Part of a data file
***
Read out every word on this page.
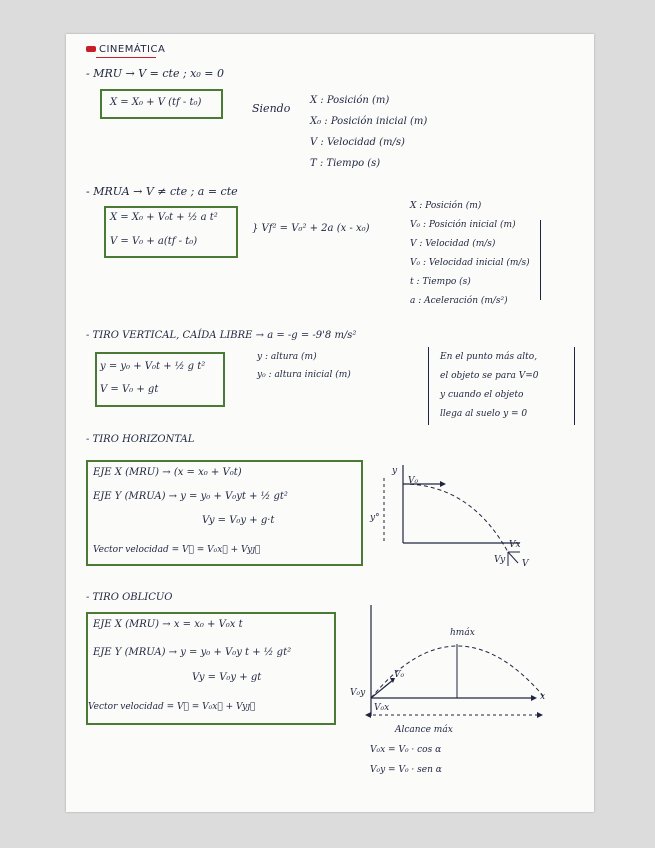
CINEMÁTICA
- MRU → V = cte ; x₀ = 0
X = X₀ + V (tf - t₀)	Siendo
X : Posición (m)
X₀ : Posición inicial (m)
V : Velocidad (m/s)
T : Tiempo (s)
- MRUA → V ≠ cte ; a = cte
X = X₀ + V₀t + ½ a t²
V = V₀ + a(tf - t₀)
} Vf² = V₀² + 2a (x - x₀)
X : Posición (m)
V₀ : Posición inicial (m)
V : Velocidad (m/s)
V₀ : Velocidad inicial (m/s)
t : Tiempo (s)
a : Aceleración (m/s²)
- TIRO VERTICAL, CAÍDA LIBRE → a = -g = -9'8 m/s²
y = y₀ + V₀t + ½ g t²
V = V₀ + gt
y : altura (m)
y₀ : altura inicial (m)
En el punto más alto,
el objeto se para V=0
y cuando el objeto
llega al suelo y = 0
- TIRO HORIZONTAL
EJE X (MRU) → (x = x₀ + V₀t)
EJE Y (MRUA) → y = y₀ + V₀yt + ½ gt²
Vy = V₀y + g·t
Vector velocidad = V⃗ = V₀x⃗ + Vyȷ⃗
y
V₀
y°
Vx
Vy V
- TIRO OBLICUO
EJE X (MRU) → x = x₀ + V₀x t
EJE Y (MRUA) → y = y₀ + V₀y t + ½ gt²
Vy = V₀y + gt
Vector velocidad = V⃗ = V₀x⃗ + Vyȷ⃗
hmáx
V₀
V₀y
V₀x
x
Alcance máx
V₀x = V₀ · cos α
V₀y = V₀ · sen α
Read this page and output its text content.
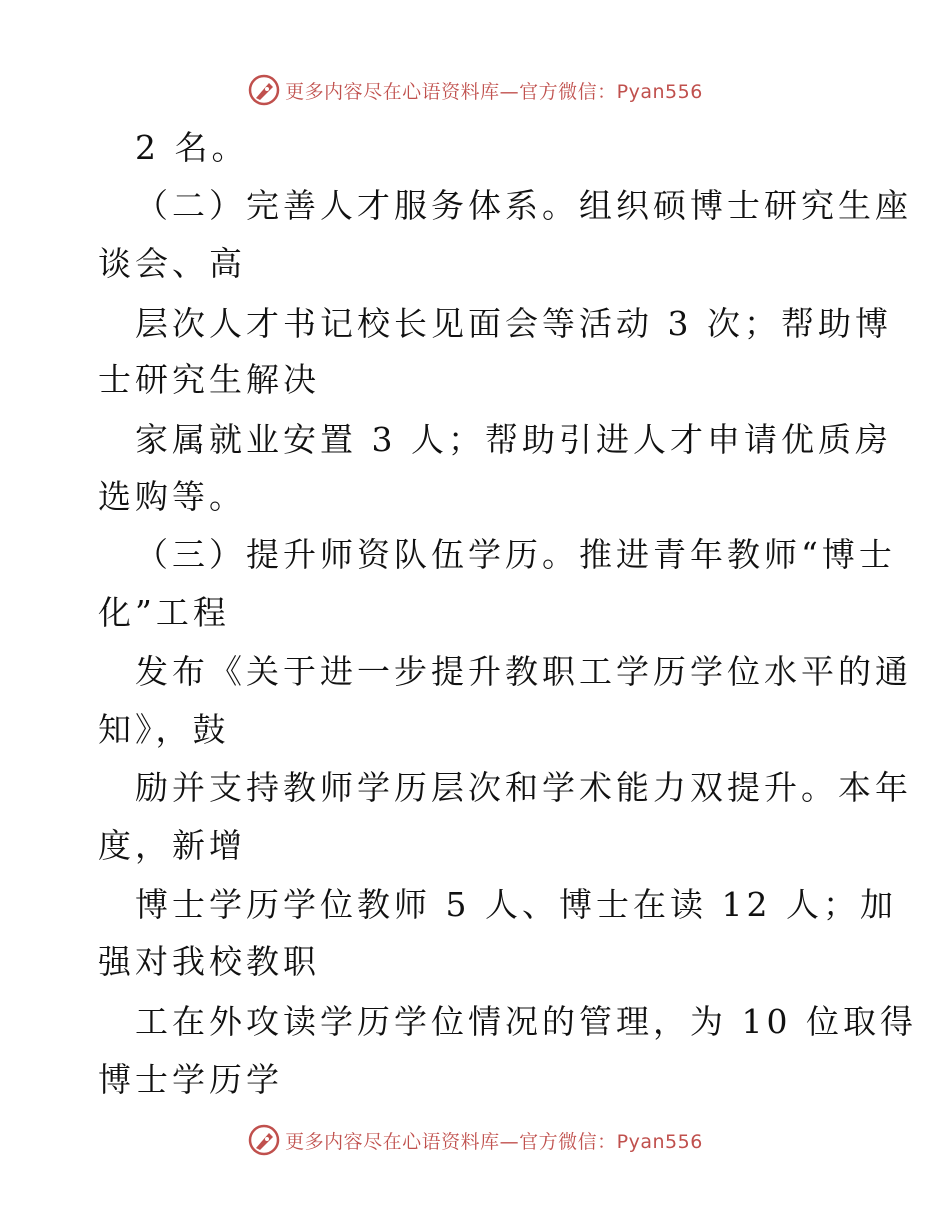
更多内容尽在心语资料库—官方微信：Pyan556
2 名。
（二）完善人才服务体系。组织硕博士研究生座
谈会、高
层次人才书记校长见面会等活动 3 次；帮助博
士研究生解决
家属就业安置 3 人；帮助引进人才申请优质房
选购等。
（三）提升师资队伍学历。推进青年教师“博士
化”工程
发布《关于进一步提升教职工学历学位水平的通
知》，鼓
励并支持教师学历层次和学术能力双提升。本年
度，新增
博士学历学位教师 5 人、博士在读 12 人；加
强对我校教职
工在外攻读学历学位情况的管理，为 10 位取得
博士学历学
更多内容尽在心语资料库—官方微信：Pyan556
***
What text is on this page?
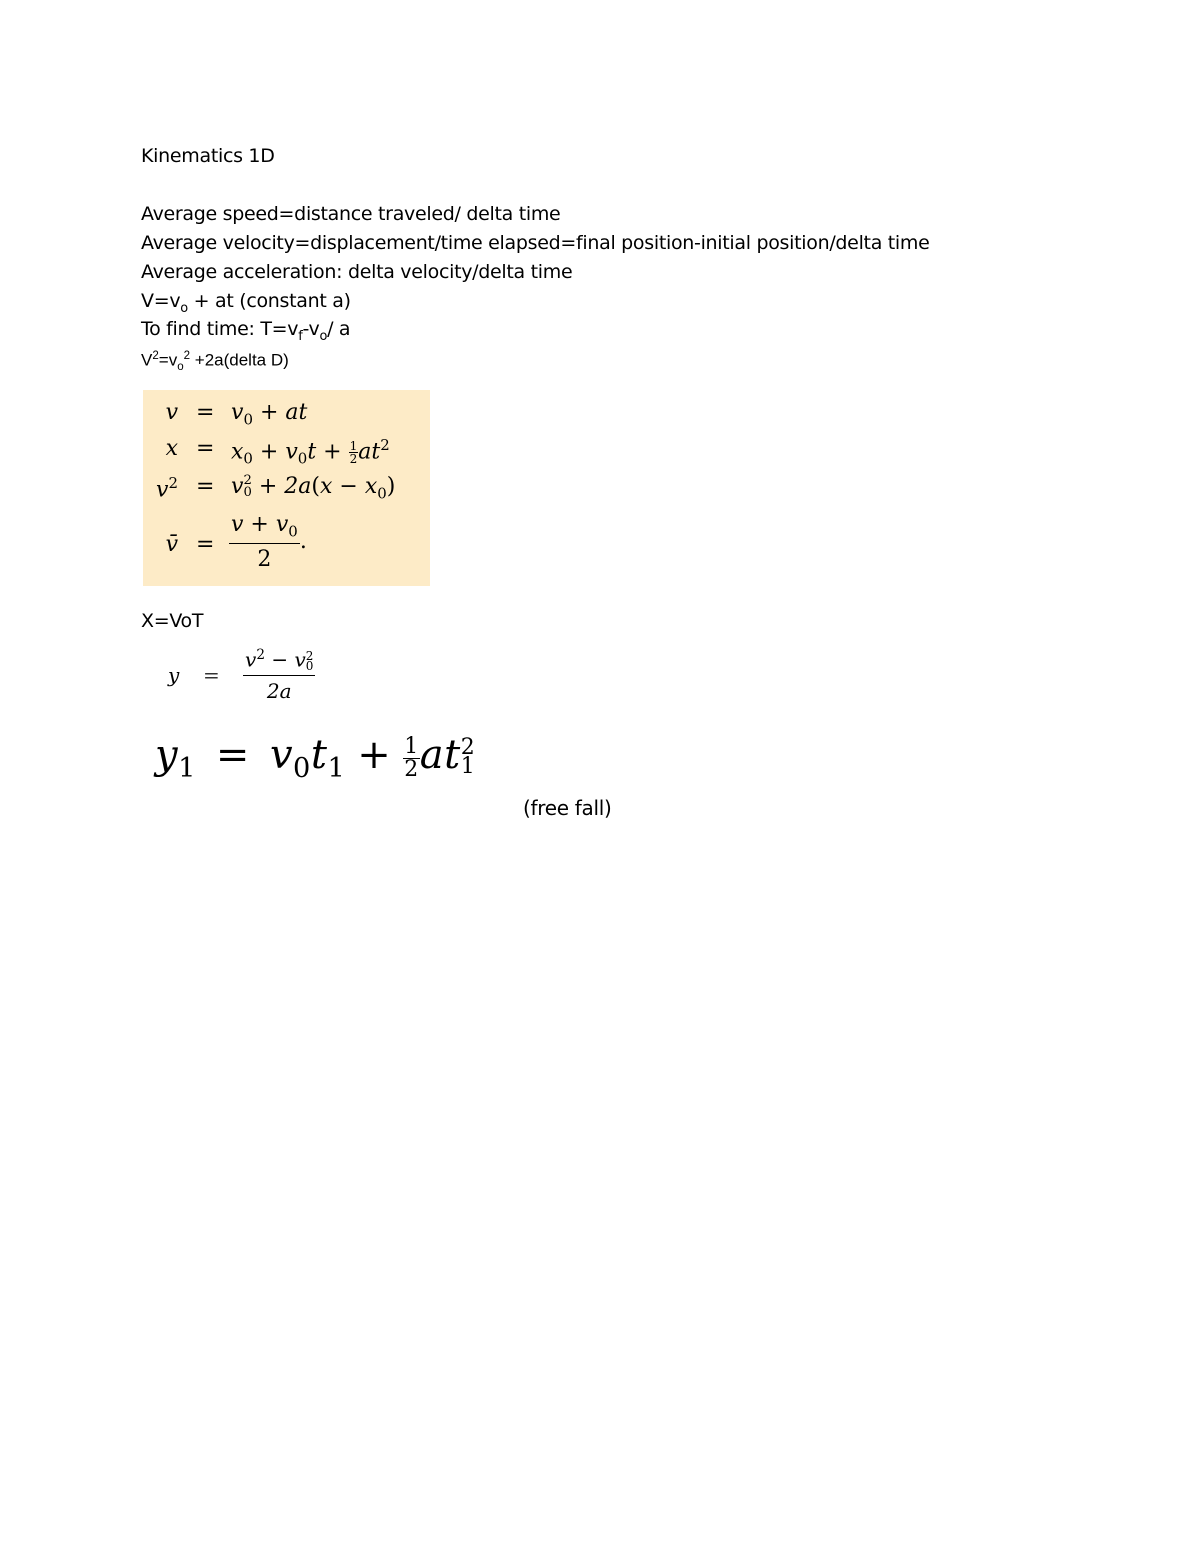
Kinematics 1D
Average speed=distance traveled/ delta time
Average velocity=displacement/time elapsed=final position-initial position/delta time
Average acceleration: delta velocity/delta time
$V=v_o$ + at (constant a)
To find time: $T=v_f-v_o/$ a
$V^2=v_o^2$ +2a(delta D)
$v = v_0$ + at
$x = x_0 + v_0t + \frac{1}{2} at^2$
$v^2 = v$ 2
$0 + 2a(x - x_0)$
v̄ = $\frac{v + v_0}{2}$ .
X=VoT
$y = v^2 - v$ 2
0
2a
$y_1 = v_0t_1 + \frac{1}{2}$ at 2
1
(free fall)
***
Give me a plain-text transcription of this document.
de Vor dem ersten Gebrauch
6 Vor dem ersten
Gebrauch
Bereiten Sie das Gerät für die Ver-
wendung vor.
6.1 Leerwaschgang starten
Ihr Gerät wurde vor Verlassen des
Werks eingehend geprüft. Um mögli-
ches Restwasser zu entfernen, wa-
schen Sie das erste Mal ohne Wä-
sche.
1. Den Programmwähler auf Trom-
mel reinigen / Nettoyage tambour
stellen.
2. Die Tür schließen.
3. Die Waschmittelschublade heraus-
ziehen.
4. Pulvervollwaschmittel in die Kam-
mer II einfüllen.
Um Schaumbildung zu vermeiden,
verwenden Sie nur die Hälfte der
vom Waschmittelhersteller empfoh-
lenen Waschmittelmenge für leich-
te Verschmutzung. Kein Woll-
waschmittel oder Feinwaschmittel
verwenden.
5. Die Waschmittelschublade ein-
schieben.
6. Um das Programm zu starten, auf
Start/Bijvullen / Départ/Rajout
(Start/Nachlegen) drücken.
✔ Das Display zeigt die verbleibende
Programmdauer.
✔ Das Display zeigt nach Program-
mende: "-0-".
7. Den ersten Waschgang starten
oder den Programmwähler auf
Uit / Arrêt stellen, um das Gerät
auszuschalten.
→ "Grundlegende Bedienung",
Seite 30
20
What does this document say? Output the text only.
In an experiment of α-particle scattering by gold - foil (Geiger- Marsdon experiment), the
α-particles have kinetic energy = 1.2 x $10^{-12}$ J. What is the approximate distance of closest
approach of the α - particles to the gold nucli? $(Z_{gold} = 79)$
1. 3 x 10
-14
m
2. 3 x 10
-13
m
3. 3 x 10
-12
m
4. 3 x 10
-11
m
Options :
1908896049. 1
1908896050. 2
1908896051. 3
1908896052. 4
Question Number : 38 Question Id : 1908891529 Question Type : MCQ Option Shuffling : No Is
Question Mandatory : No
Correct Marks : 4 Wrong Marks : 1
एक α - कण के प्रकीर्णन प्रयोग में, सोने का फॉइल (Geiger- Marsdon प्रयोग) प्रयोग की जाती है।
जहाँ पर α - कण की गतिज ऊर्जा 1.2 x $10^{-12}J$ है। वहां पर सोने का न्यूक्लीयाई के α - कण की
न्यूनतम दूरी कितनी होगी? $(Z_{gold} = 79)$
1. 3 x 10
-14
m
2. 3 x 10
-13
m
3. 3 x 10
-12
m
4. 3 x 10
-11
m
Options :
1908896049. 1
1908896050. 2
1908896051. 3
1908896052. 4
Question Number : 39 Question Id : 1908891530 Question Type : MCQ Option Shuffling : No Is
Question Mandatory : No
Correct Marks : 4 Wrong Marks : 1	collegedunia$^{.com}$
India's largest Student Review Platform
***
Short problem – Read the data above. Pull out each line in which the string "Gebrauch" appears.

Finished exercise –
de Vor dem ersten Gebrauch
Gebrauch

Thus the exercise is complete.